-- GIVEN PROBLEM --
Find how many lines contain the word "manager" and state that number alone.
---------- RECORDS FOR THE EXERCISE
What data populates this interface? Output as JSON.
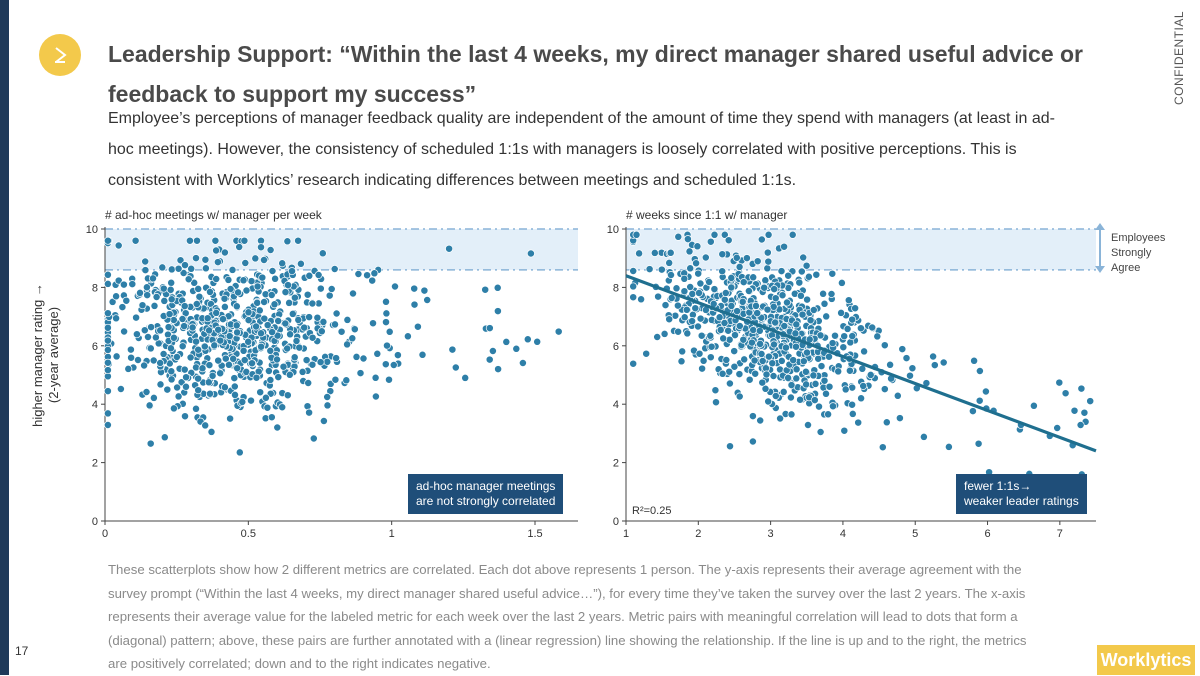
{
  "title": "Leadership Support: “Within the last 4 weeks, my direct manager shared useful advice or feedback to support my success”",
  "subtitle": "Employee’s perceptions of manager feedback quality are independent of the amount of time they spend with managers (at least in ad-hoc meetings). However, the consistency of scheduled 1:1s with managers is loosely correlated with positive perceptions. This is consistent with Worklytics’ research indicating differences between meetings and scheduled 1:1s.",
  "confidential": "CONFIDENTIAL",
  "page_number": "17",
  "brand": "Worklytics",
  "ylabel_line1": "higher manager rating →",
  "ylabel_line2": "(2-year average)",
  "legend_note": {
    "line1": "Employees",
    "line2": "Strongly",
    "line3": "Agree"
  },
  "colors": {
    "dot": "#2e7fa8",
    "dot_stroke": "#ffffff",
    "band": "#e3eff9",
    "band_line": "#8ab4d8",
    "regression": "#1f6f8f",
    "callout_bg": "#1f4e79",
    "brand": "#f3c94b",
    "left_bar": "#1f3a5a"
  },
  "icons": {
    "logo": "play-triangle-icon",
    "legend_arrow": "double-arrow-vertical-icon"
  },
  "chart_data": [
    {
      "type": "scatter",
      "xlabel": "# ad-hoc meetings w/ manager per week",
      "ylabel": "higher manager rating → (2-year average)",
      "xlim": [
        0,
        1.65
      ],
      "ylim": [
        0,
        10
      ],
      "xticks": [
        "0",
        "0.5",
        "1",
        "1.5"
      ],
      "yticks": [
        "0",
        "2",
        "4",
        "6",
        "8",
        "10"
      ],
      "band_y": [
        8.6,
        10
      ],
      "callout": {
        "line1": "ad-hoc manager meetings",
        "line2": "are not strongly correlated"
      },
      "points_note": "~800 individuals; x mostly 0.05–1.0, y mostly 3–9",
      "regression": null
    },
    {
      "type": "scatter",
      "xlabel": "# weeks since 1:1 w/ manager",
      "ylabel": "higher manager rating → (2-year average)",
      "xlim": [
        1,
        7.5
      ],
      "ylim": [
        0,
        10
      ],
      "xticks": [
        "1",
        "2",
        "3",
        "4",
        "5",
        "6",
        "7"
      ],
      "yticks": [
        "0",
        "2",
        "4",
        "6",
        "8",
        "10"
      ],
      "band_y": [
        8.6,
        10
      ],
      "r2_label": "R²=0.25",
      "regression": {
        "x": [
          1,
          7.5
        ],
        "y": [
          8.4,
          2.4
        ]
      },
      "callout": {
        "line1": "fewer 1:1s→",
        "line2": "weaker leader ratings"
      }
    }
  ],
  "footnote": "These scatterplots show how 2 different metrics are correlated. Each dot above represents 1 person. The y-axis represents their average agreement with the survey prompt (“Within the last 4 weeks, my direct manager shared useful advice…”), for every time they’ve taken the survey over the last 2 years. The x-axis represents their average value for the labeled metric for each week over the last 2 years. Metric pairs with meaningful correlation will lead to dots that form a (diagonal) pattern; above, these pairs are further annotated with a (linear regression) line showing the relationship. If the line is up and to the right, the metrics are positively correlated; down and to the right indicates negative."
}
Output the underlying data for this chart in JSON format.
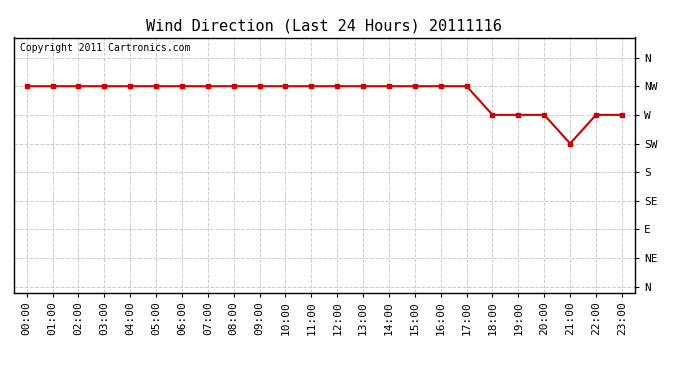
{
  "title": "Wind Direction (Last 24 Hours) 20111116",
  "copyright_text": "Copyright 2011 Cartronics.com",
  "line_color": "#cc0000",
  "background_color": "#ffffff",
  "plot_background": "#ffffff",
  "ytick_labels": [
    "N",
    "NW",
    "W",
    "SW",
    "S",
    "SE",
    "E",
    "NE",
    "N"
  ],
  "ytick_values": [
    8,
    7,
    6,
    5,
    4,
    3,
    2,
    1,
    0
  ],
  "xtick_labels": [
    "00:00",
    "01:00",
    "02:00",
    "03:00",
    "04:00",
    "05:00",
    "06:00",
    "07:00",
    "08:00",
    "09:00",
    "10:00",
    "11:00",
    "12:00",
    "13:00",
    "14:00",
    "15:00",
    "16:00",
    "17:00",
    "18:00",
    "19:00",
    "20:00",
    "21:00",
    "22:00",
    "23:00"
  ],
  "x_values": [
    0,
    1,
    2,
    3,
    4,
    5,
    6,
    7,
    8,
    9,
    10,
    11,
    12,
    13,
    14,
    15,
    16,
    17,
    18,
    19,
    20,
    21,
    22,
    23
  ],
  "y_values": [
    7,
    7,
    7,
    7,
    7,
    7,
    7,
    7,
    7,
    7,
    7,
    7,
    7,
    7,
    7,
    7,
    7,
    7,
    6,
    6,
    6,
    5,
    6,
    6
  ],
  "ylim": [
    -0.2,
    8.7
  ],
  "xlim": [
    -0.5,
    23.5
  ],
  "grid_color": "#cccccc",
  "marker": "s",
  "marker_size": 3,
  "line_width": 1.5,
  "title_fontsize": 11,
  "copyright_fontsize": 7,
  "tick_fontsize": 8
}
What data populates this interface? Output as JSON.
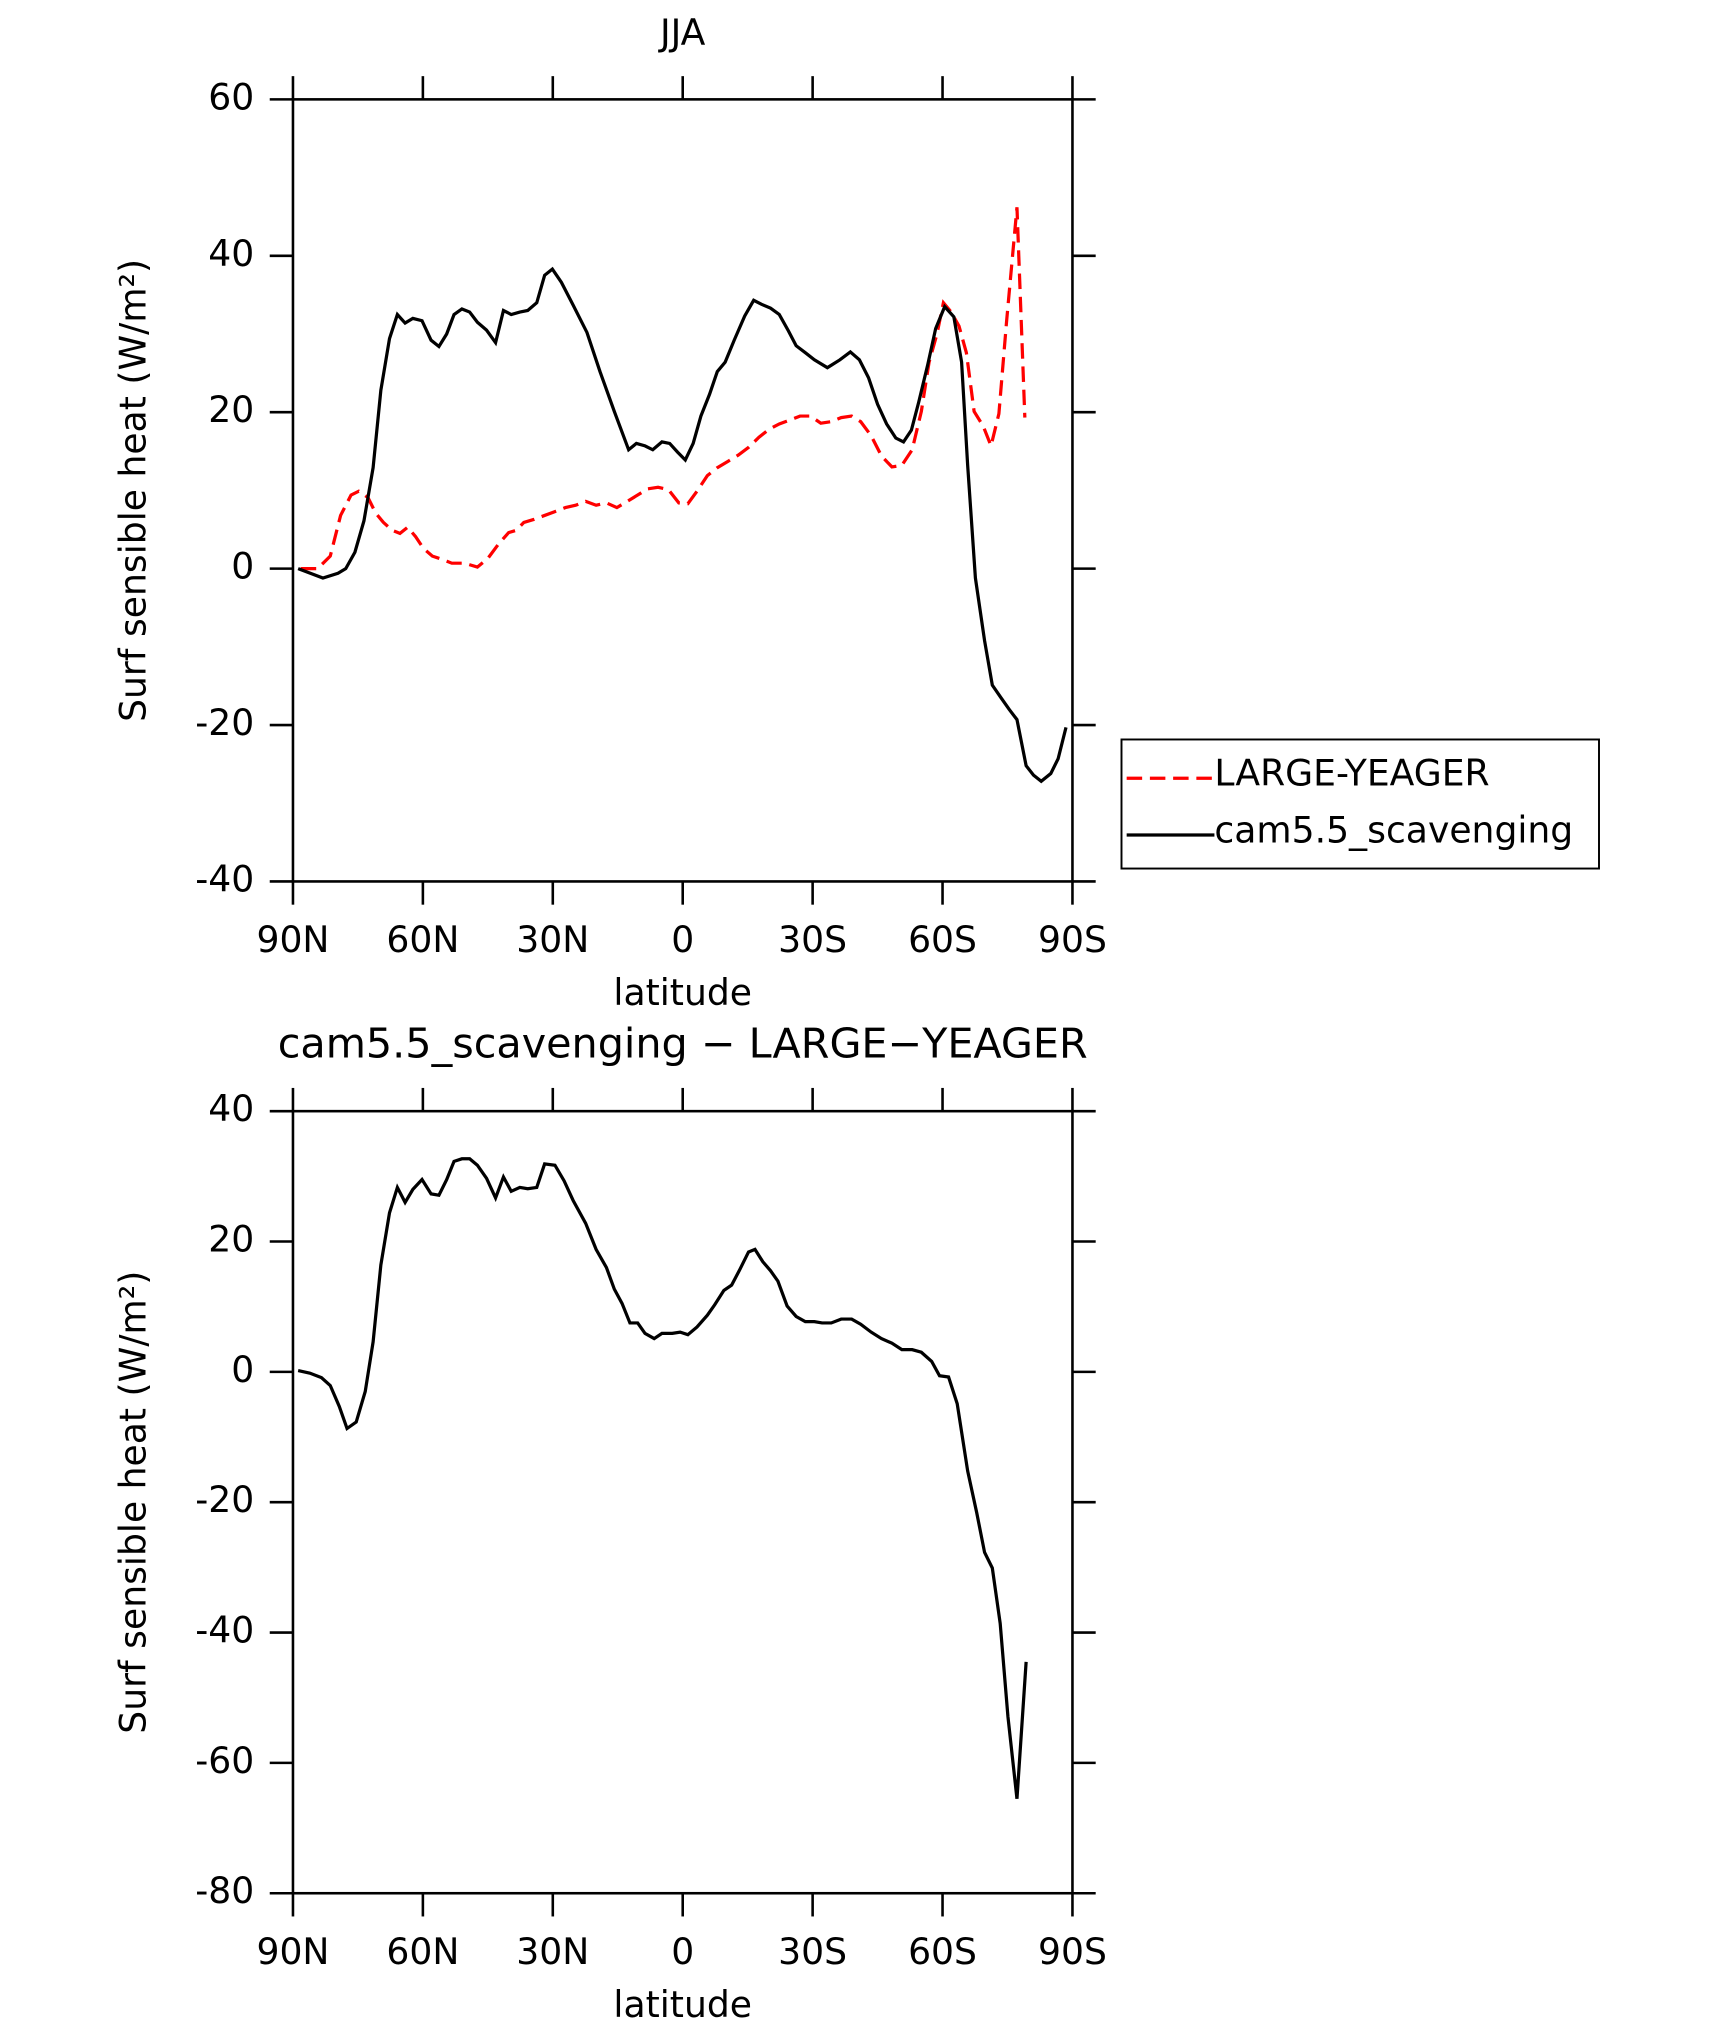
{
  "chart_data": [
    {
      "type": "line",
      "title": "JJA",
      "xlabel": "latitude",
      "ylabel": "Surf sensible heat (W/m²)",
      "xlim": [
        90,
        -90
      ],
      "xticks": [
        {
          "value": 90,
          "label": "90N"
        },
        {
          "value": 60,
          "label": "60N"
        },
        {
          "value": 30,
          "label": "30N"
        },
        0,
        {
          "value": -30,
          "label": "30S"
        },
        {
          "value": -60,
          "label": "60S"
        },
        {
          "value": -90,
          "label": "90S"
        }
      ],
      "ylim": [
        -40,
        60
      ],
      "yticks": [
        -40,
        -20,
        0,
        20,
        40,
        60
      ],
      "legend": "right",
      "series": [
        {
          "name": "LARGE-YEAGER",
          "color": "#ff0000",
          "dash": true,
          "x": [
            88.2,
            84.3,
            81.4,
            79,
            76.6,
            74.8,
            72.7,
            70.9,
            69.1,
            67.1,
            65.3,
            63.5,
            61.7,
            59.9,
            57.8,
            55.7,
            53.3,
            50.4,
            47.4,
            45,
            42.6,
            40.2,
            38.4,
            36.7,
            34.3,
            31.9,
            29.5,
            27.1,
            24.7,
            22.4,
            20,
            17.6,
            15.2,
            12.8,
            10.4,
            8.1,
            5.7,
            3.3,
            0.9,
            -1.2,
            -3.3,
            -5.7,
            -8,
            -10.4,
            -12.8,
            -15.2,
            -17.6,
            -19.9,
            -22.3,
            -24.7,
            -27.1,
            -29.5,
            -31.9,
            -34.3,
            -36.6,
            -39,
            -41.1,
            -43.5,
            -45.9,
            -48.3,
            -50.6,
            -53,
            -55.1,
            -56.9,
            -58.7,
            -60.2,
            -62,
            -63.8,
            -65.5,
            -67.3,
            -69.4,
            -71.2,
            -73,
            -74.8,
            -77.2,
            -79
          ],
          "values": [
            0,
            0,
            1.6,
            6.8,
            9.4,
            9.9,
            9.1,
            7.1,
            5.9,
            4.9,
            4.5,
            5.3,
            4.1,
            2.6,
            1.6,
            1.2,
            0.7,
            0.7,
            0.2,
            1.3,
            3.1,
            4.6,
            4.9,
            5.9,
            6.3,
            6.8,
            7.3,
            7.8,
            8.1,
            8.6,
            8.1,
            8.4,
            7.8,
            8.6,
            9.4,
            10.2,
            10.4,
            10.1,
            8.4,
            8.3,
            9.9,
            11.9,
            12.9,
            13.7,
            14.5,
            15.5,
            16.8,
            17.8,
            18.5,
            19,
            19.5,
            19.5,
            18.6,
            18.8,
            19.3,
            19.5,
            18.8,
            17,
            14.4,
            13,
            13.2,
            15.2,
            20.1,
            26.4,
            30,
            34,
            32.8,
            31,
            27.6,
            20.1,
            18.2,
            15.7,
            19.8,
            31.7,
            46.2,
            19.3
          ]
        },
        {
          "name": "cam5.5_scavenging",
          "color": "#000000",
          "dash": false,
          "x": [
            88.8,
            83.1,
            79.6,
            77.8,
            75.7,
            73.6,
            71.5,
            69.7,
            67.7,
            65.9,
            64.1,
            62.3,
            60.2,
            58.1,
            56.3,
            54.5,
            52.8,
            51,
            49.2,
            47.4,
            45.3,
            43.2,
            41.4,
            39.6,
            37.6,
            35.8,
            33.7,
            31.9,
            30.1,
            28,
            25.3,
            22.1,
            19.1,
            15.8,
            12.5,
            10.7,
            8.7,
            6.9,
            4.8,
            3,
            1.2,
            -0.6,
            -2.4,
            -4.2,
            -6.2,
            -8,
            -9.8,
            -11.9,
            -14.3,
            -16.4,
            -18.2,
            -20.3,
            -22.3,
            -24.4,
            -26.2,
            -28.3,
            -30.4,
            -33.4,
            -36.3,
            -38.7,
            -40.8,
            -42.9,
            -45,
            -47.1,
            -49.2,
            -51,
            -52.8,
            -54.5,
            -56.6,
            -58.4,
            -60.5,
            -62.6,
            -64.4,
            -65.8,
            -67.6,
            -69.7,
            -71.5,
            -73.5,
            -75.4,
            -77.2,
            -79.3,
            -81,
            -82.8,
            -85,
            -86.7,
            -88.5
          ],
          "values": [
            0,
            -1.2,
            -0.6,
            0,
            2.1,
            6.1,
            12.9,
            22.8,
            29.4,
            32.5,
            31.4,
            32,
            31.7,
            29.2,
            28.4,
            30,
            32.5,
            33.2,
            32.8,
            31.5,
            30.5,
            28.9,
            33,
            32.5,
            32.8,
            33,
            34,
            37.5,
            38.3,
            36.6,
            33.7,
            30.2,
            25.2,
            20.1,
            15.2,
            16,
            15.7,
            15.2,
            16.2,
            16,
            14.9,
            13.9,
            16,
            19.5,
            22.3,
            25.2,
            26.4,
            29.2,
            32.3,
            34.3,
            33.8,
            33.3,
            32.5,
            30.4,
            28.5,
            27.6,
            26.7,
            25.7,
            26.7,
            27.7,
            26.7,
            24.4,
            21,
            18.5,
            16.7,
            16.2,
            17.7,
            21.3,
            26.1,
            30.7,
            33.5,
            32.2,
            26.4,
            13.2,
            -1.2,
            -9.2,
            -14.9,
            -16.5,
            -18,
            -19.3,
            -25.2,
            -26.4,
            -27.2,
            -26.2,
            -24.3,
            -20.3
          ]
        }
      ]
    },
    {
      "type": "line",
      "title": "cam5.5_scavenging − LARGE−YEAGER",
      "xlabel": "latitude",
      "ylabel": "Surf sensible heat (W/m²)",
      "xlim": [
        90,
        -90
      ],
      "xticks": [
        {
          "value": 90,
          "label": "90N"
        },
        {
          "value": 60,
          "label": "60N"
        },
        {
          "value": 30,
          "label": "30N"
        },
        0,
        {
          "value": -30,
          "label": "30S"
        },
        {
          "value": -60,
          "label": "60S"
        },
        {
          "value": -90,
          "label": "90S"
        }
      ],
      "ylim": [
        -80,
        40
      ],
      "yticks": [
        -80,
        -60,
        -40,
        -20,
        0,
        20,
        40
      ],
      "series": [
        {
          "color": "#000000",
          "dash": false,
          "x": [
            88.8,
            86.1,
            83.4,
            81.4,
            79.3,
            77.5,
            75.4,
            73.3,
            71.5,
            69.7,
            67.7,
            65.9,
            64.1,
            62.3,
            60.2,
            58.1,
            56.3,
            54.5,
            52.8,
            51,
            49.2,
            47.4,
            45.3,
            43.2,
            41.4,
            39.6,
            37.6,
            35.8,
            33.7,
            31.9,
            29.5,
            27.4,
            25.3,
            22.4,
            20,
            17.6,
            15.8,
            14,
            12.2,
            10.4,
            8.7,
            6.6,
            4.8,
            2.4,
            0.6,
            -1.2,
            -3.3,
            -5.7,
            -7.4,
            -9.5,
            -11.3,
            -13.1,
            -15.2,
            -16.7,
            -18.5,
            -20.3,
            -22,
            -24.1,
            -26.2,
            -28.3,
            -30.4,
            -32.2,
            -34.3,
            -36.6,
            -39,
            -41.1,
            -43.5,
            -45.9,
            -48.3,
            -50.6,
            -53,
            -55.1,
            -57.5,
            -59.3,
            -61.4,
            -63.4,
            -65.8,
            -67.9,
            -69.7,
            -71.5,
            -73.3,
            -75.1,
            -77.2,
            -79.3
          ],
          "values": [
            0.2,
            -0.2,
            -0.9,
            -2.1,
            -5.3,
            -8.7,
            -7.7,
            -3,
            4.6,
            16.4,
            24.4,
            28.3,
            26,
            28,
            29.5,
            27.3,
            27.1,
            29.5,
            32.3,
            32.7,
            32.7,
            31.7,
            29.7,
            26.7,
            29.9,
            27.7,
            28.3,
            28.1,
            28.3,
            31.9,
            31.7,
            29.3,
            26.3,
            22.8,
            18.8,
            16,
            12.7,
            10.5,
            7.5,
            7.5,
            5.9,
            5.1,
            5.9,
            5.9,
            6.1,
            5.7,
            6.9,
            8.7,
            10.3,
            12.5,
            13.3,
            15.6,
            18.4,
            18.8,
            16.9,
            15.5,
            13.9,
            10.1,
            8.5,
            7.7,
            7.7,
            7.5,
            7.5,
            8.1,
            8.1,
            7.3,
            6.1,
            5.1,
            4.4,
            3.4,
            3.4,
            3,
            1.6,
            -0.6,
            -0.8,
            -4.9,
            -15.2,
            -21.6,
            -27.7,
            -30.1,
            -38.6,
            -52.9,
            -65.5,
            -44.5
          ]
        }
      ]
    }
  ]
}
--------------------
-- SOLUTION TO THIS PROBLEM --
9